*Exercise brief*:
Every record below should be printed exactly as given.

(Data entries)
** START **
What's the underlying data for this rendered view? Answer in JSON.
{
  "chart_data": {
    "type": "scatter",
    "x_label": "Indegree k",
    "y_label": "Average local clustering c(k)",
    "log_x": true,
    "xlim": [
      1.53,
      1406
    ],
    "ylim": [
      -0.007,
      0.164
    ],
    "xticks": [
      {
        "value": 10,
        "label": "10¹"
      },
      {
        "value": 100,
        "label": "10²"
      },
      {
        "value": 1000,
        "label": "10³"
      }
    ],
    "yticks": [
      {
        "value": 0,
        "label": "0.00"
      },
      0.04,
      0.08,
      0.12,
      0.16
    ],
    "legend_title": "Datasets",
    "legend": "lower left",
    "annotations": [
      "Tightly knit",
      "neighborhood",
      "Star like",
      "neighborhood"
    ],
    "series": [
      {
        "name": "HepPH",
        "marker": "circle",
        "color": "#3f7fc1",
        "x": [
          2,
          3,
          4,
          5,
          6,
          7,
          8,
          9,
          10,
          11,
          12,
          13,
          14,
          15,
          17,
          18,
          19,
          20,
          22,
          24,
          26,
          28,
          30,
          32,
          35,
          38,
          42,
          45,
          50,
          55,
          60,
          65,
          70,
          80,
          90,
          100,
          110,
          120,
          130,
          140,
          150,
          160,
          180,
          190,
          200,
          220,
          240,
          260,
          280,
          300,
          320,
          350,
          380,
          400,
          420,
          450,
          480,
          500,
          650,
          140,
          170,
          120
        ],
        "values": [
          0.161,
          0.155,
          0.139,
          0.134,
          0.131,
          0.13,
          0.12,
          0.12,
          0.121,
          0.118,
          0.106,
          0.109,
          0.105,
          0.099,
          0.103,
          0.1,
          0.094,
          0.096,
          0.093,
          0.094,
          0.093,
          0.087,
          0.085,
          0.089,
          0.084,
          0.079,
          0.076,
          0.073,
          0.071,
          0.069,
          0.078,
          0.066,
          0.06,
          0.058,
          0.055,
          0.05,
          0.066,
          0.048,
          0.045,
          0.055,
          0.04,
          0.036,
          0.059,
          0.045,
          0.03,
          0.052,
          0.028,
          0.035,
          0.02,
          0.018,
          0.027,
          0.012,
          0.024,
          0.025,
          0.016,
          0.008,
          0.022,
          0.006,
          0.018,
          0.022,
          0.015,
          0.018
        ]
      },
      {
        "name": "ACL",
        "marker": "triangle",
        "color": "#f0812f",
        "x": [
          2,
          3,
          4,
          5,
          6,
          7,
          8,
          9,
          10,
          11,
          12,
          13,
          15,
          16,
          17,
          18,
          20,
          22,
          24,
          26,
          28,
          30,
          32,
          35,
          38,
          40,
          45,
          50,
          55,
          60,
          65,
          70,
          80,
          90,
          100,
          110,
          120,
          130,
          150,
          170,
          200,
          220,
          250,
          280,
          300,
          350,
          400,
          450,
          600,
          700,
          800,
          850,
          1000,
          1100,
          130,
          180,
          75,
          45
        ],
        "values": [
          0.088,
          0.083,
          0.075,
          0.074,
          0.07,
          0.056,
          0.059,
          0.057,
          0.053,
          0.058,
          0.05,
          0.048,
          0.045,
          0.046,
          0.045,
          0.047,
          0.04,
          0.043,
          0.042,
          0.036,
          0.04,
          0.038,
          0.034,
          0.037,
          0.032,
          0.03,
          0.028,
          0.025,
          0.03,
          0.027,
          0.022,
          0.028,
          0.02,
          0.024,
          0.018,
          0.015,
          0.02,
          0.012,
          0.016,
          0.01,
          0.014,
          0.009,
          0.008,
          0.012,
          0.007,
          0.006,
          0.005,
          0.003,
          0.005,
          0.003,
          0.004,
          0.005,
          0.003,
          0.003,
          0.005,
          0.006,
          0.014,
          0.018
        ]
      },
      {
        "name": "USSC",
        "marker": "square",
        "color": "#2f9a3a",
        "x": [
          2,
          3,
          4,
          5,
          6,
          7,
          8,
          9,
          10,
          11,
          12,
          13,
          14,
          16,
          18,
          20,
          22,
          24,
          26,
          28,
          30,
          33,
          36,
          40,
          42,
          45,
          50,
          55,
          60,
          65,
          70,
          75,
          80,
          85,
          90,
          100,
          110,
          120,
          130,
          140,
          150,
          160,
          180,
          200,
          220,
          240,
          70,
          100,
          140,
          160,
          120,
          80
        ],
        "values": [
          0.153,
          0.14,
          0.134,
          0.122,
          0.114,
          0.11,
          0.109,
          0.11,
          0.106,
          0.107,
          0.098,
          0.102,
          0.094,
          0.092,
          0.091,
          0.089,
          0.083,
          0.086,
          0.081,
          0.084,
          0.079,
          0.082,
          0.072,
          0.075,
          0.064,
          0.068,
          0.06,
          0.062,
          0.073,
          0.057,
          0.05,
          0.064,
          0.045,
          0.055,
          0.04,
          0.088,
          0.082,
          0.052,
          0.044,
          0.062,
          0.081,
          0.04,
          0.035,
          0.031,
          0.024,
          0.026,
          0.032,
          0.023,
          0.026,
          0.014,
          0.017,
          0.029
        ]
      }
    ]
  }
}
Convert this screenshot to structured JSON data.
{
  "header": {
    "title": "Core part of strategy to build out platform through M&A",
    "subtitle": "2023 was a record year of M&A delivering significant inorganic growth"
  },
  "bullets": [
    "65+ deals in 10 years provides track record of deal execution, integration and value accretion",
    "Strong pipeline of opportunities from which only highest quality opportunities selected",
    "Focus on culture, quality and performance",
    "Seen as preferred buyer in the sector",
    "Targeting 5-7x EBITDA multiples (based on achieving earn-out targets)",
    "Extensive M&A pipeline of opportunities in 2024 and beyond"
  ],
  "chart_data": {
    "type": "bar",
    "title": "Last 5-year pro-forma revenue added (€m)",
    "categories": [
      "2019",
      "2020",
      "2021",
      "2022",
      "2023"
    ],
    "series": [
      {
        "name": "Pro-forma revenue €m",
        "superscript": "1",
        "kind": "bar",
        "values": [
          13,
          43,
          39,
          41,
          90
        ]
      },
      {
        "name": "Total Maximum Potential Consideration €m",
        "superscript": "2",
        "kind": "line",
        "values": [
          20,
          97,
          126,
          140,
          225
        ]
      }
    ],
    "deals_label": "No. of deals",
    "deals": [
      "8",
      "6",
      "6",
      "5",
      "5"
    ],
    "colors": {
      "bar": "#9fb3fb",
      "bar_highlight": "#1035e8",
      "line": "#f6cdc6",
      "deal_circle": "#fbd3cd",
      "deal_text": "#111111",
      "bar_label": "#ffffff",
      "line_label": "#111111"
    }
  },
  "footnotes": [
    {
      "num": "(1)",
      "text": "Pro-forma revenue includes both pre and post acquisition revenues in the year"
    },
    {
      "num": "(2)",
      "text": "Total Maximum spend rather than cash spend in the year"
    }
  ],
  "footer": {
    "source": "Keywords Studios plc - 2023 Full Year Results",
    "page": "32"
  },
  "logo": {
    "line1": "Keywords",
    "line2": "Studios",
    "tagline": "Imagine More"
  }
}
** END **
*Task solution*:
What's the underlying data for this rendered view? Answer in JSON.
{
  "chart_data": {
    "type": "scatter",
    "x_label": "Indegree k",
    "y_label": "Average local clustering c(k)",
    "log_x": true,
    "xlim": [
      1.53,
      1406
    ],
    "ylim": [
      -0.007,
      0.164
    ],
    "xticks": [
      {
        "value": 10,
        "label": "10¹"
      },
      {
        "value": 100,
        "label": "10²"
      },
      {
        "value": 1000,
        "label": "10³"
      }
    ],
    "yticks": [
      {
        "value": 0,
        "label": "0.00"
      },
      0.04,
      0.08,
      0.12,
      0.16
    ],
    "legend_title": "Datasets",
    "legend": "lower left",
    "annotations": [
      "Tightly knit",
      "neighborhood",
      "Star like",
      "neighborhood"
    ],
    "series": [
      {
        "name": "HepPH",
        "marker": "circle",
        "color": "#3f7fc1",
        "x": [
          2,
          3,
          4,
          5,
          6,
          7,
          8,
          9,
          10,
          11,
          12,
          13,
          14,
          15,
          17,
          18,
          19,
          20,
          22,
          24,
          26,
          28,
          30,
          32,
          35,
          38,
          42,
          45,
          50,
          55,
          60,
          65,
          70,
          80,
          90,
          100,
          110,
          120,
          130,
          140,
          150,
          160,
          180,
          190,
          200,
          220,
          240,
          260,
          280,
          300,
          320,
          350,
          380,
          400,
          420,
          450,
          480,
          500,
          650,
          140,
          170,
          120
        ],
        "values": [
          0.161,
          0.155,
          0.139,
          0.134,
          0.131,
          0.13,
          0.12,
          0.12,
          0.121,
          0.118,
          0.106,
          0.109,
          0.105,
          0.099,
          0.103,
          0.1,
          0.094,
          0.096,
          0.093,
          0.094,
          0.093,
          0.087,
          0.085,
          0.089,
          0.084,
          0.079,
          0.076,
          0.073,
          0.071,
          0.069,
          0.078,
          0.066,
          0.06,
          0.058,
          0.055,
          0.05,
          0.066,
          0.048,
          0.045,
          0.055,
          0.04,
          0.036,
          0.059,
          0.045,
          0.03,
          0.052,
          0.028,
          0.035,
          0.02,
          0.018,
          0.027,
          0.012,
          0.024,
          0.025,
          0.016,
          0.008,
          0.022,
          0.006,
          0.018,
          0.022,
          0.015,
          0.018
        ]
      },
      {
        "name": "ACL",
        "marker": "triangle",
        "color": "#f0812f",
        "x": [
          2,
          3,
          4,
          5,
          6,
          7,
          8,
          9,
          10,
          11,
          12,
          13,
          15,
          16,
          17,
          18,
          20,
          22,
          24,
          26,
          28,
          30,
          32,
          35,
          38,
          40,
          45,
          50,
          55,
          60,
          65,
          70,
          80,
          90,
          100,
          110,
          120,
          130,
          150,
          170,
          200,
          220,
          250,
          280,
          300,
          350,
          400,
          450,
          600,
          700,
          800,
          850,
          1000,
          1100,
          130,
          180,
          75,
          45
        ],
        "values": [
          0.088,
          0.083,
          0.075,
          0.074,
          0.07,
          0.056,
          0.059,
          0.057,
          0.053,
          0.058,
          0.05,
          0.048,
          0.045,
          0.046,
          0.045,
          0.047,
          0.04,
          0.043,
          0.042,
          0.036,
          0.04,
          0.038,
          0.034,
          0.037,
          0.032,
          0.03,
          0.028,
          0.025,
          0.03,
          0.027,
          0.022,
          0.028,
          0.02,
          0.024,
          0.018,
          0.015,
          0.02,
          0.012,
          0.016,
          0.01,
          0.014,
          0.009,
          0.008,
          0.012,
          0.007,
          0.006,
          0.005,
          0.003,
          0.005,
          0.003,
          0.004,
          0.005,
          0.003,
          0.003,
          0.005,
          0.006,
          0.014,
          0.018
        ]
      },
      {
        "name": "USSC",
        "marker": "square",
        "color": "#2f9a3a",
        "x": [
          2,
          3,
          4,
          5,
          6,
          7,
          8,
          9,
          10,
          11,
          12,
          13,
          14,
          16,
          18,
          20,
          22,
          24,
          26,
          28,
          30,
          33,
          36,
          40,
          42,
          45,
          50,
          55,
          60,
          65,
          70,
          75,
          80,
          85,
          90,
          100,
          110,
          120,
          130,
          140,
          150,
          160,
          180,
          200,
          220,
          240,
          70,
          100,
          140,
          160,
          120,
          80
        ],
        "values": [
          0.153,
          0.14,
          0.134,
          0.122,
          0.114,
          0.11,
          0.109,
          0.11,
          0.106,
          0.107,
          0.098,
          0.102,
          0.094,
          0.092,
          0.091,
          0.089,
          0.083,
          0.086,
          0.081,
          0.084,
          0.079,
          0.082,
          0.072,
          0.075,
          0.064,
          0.068,
          0.06,
          0.062,
          0.073,
          0.057,
          0.05,
          0.064,
          0.045,
          0.055,
          0.04,
          0.088,
          0.082,
          0.052,
          0.044,
          0.062,
          0.081,
          0.04,
          0.035,
          0.031,
          0.024,
          0.026,
          0.032,
          0.023,
          0.026,
          0.014,
          0.017,
          0.029
        ]
      }
    ]
  }
}
Convert this screenshot to structured JSON data.
{
  "header": {
    "title": "Core part of strategy to build out platform through M&A",
    "subtitle": "2023 was a record year of M&A delivering significant inorganic growth"
  },
  "bullets": [
    "65+ deals in 10 years provides track record of deal execution, integration and value accretion",
    "Strong pipeline of opportunities from which only highest quality opportunities selected",
    "Focus on culture, quality and performance",
    "Seen as preferred buyer in the sector",
    "Targeting 5-7x EBITDA multiples (based on achieving earn-out targets)",
    "Extensive M&A pipeline of opportunities in 2024 and beyond"
  ],
  "chart_data": {
    "type": "bar",
    "title": "Last 5-year pro-forma revenue added (€m)",
    "categories": [
      "2019",
      "2020",
      "2021",
      "2022",
      "2023"
    ],
    "series": [
      {
        "name": "Pro-forma revenue €m",
        "superscript": "1",
        "kind": "bar",
        "values": [
          13,
          43,
          39,
          41,
          90
        ]
      },
      {
        "name": "Total Maximum Potential Consideration €m",
        "superscript": "2",
        "kind": "line",
        "values": [
          20,
          97,
          126,
          140,
          225
        ]
      }
    ],
    "deals_label": "No. of deals",
    "deals": [
      "8",
      "6",
      "6",
      "5",
      "5"
    ],
    "colors": {
      "bar": "#9fb3fb",
      "bar_highlight": "#1035e8",
      "line": "#f6cdc6",
      "deal_circle": "#fbd3cd",
      "deal_text": "#111111",
      "bar_label": "#ffffff",
      "line_label": "#111111"
    }
  },
  "footnotes": [
    {
      "num": "(1)",
      "text": "Pro-forma revenue includes both pre and post acquisition revenues in the year"
    },
    {
      "num": "(2)",
      "text": "Total Maximum spend rather than cash spend in the year"
    }
  ],
  "footer": {
    "source": "Keywords Studios plc - 2023 Full Year Results",
    "page": "32"
  },
  "logo": {
    "line1": "Keywords",
    "line2": "Studios",
    "tagline": "Imagine More"
  }
}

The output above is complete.